**YOUR GOAL:**
Omit any picture, and return the remaining data exactly as written.

**GIVEN INFORMATION:**
● ● ● ● ●

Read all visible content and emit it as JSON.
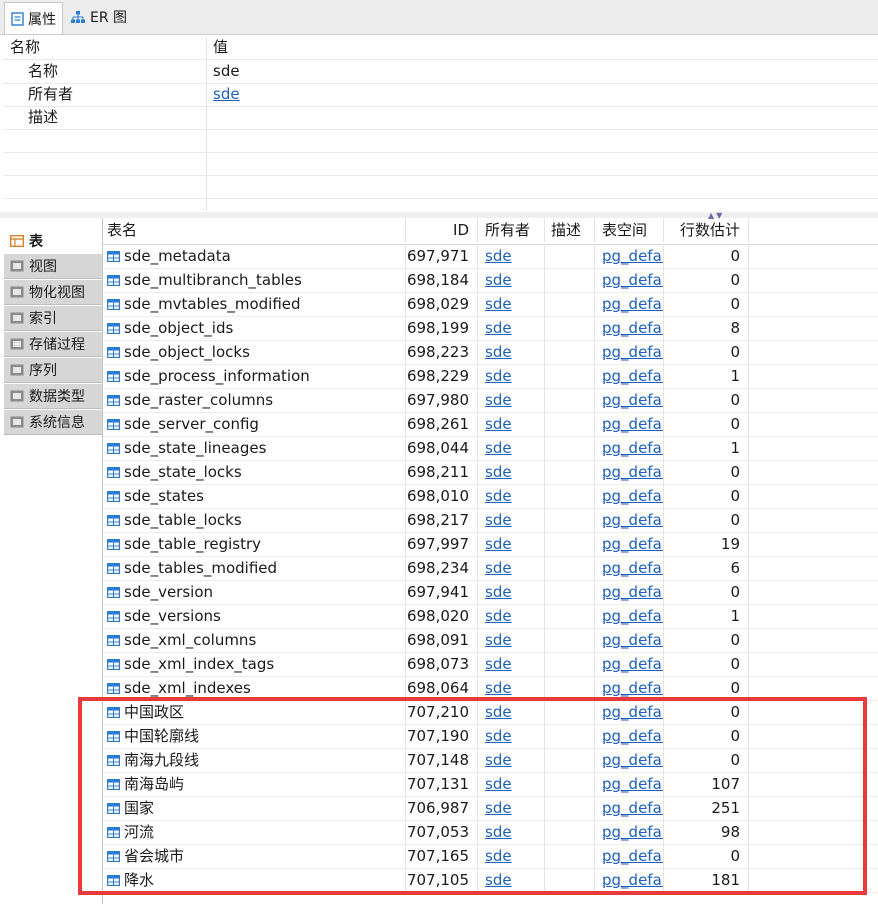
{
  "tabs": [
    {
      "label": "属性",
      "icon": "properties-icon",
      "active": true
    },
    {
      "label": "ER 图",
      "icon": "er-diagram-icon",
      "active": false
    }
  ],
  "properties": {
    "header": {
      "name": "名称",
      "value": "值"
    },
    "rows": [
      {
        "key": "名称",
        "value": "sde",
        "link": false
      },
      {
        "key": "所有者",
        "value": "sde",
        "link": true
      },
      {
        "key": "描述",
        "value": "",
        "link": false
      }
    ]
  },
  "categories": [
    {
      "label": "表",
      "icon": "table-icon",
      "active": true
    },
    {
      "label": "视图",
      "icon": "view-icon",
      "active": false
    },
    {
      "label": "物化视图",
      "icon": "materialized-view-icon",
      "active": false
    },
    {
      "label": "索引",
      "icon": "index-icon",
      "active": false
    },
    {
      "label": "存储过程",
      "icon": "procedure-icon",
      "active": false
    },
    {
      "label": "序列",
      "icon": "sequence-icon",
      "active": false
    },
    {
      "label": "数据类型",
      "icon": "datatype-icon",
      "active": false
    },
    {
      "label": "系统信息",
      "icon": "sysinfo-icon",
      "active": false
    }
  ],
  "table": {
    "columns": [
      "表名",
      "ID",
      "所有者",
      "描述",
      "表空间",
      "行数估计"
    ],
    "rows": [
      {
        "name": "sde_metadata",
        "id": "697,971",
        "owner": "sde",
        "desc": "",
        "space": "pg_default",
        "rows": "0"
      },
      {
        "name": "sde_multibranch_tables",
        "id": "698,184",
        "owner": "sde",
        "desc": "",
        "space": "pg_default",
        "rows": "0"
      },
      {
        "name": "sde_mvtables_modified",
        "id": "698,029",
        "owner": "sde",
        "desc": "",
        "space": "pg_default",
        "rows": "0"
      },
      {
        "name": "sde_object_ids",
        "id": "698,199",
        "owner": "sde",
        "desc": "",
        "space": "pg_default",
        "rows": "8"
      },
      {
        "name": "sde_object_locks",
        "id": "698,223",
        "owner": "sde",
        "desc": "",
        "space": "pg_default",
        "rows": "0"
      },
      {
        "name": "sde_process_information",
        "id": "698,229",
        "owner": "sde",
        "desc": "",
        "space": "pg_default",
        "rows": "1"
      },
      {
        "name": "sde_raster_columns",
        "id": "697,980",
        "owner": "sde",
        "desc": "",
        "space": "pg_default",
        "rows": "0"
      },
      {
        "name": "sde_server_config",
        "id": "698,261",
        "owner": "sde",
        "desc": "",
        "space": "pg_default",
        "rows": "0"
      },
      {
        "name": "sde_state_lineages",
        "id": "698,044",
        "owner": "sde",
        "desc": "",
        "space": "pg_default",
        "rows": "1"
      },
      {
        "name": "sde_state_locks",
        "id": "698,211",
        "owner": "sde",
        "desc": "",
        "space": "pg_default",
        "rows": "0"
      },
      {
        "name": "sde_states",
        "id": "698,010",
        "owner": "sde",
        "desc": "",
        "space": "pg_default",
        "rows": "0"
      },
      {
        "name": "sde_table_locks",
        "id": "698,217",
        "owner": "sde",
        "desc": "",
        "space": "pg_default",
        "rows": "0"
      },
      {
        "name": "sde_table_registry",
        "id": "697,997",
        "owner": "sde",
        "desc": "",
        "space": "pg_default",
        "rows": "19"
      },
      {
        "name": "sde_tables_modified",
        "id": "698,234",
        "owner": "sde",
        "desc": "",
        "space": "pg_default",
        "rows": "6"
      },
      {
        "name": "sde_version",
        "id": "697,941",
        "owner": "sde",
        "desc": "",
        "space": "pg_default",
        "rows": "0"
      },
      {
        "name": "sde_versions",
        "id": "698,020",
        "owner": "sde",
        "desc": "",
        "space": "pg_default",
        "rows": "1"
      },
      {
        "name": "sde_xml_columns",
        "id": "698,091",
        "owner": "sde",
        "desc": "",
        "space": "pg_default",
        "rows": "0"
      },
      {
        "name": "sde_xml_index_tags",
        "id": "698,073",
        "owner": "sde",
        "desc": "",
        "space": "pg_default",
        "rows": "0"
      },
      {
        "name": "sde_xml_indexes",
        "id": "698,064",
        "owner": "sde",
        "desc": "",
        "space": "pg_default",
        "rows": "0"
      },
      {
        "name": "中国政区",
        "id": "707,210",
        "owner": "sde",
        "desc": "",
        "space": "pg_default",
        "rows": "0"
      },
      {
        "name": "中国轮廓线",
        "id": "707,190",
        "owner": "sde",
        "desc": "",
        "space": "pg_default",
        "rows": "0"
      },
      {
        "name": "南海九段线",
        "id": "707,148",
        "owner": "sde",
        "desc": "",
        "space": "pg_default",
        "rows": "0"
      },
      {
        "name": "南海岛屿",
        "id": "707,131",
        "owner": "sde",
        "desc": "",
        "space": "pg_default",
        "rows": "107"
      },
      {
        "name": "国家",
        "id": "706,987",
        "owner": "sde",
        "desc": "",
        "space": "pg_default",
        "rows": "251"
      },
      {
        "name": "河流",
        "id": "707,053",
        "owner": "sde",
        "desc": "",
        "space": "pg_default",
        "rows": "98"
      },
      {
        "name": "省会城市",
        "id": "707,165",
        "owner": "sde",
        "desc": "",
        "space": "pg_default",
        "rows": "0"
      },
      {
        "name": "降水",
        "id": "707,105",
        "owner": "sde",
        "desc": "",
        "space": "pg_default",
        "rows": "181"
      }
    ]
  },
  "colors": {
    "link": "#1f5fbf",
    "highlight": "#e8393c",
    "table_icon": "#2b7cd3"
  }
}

● ● ● ● ●

**EXPECTED OUTPUT:**
Read all visible content and emit it as JSON.
{
  "tabs": [
    {
      "label": "属性",
      "icon": "properties-icon",
      "active": true
    },
    {
      "label": "ER 图",
      "icon": "er-diagram-icon",
      "active": false
    }
  ],
  "properties": {
    "header": {
      "name": "名称",
      "value": "值"
    },
    "rows": [
      {
        "key": "名称",
        "value": "sde",
        "link": false
      },
      {
        "key": "所有者",
        "value": "sde",
        "link": true
      },
      {
        "key": "描述",
        "value": "",
        "link": false
      }
    ]
  },
  "categories": [
    {
      "label": "表",
      "icon": "table-icon",
      "active": true
    },
    {
      "label": "视图",
      "icon": "view-icon",
      "active": false
    },
    {
      "label": "物化视图",
      "icon": "materialized-view-icon",
      "active": false
    },
    {
      "label": "索引",
      "icon": "index-icon",
      "active": false
    },
    {
      "label": "存储过程",
      "icon": "procedure-icon",
      "active": false
    },
    {
      "label": "序列",
      "icon": "sequence-icon",
      "active": false
    },
    {
      "label": "数据类型",
      "icon": "datatype-icon",
      "active": false
    },
    {
      "label": "系统信息",
      "icon": "sysinfo-icon",
      "active": false
    }
  ],
  "table": {
    "columns": [
      "表名",
      "ID",
      "所有者",
      "描述",
      "表空间",
      "行数估计"
    ],
    "rows": [
      {
        "name": "sde_metadata",
        "id": "697,971",
        "owner": "sde",
        "desc": "",
        "space": "pg_default",
        "rows": "0"
      },
      {
        "name": "sde_multibranch_tables",
        "id": "698,184",
        "owner": "sde",
        "desc": "",
        "space": "pg_default",
        "rows": "0"
      },
      {
        "name": "sde_mvtables_modified",
        "id": "698,029",
        "owner": "sde",
        "desc": "",
        "space": "pg_default",
        "rows": "0"
      },
      {
        "name": "sde_object_ids",
        "id": "698,199",
        "owner": "sde",
        "desc": "",
        "space": "pg_default",
        "rows": "8"
      },
      {
        "name": "sde_object_locks",
        "id": "698,223",
        "owner": "sde",
        "desc": "",
        "space": "pg_default",
        "rows": "0"
      },
      {
        "name": "sde_process_information",
        "id": "698,229",
        "owner": "sde",
        "desc": "",
        "space": "pg_default",
        "rows": "1"
      },
      {
        "name": "sde_raster_columns",
        "id": "697,980",
        "owner": "sde",
        "desc": "",
        "space": "pg_default",
        "rows": "0"
      },
      {
        "name": "sde_server_config",
        "id": "698,261",
        "owner": "sde",
        "desc": "",
        "space": "pg_default",
        "rows": "0"
      },
      {
        "name": "sde_state_lineages",
        "id": "698,044",
        "owner": "sde",
        "desc": "",
        "space": "pg_default",
        "rows": "1"
      },
      {
        "name": "sde_state_locks",
        "id": "698,211",
        "owner": "sde",
        "desc": "",
        "space": "pg_default",
        "rows": "0"
      },
      {
        "name": "sde_states",
        "id": "698,010",
        "owner": "sde",
        "desc": "",
        "space": "pg_default",
        "rows": "0"
      },
      {
        "name": "sde_table_locks",
        "id": "698,217",
        "owner": "sde",
        "desc": "",
        "space": "pg_default",
        "rows": "0"
      },
      {
        "name": "sde_table_registry",
        "id": "697,997",
        "owner": "sde",
        "desc": "",
        "space": "pg_default",
        "rows": "19"
      },
      {
        "name": "sde_tables_modified",
        "id": "698,234",
        "owner": "sde",
        "desc": "",
        "space": "pg_default",
        "rows": "6"
      },
      {
        "name": "sde_version",
        "id": "697,941",
        "owner": "sde",
        "desc": "",
        "space": "pg_default",
        "rows": "0"
      },
      {
        "name": "sde_versions",
        "id": "698,020",
        "owner": "sde",
        "desc": "",
        "space": "pg_default",
        "rows": "1"
      },
      {
        "name": "sde_xml_columns",
        "id": "698,091",
        "owner": "sde",
        "desc": "",
        "space": "pg_default",
        "rows": "0"
      },
      {
        "name": "sde_xml_index_tags",
        "id": "698,073",
        "owner": "sde",
        "desc": "",
        "space": "pg_default",
        "rows": "0"
      },
      {
        "name": "sde_xml_indexes",
        "id": "698,064",
        "owner": "sde",
        "desc": "",
        "space": "pg_default",
        "rows": "0"
      },
      {
        "name": "中国政区",
        "id": "707,210",
        "owner": "sde",
        "desc": "",
        "space": "pg_default",
        "rows": "0"
      },
      {
        "name": "中国轮廓线",
        "id": "707,190",
        "owner": "sde",
        "desc": "",
        "space": "pg_default",
        "rows": "0"
      },
      {
        "name": "南海九段线",
        "id": "707,148",
        "owner": "sde",
        "desc": "",
        "space": "pg_default",
        "rows": "0"
      },
      {
        "name": "南海岛屿",
        "id": "707,131",
        "owner": "sde",
        "desc": "",
        "space": "pg_default",
        "rows": "107"
      },
      {
        "name": "国家",
        "id": "706,987",
        "owner": "sde",
        "desc": "",
        "space": "pg_default",
        "rows": "251"
      },
      {
        "name": "河流",
        "id": "707,053",
        "owner": "sde",
        "desc": "",
        "space": "pg_default",
        "rows": "98"
      },
      {
        "name": "省会城市",
        "id": "707,165",
        "owner": "sde",
        "desc": "",
        "space": "pg_default",
        "rows": "0"
      },
      {
        "name": "降水",
        "id": "707,105",
        "owner": "sde",
        "desc": "",
        "space": "pg_default",
        "rows": "181"
      }
    ]
  },
  "colors": {
    "link": "#1f5fbf",
    "highlight": "#e8393c",
    "table_icon": "#2b7cd3"
  }
}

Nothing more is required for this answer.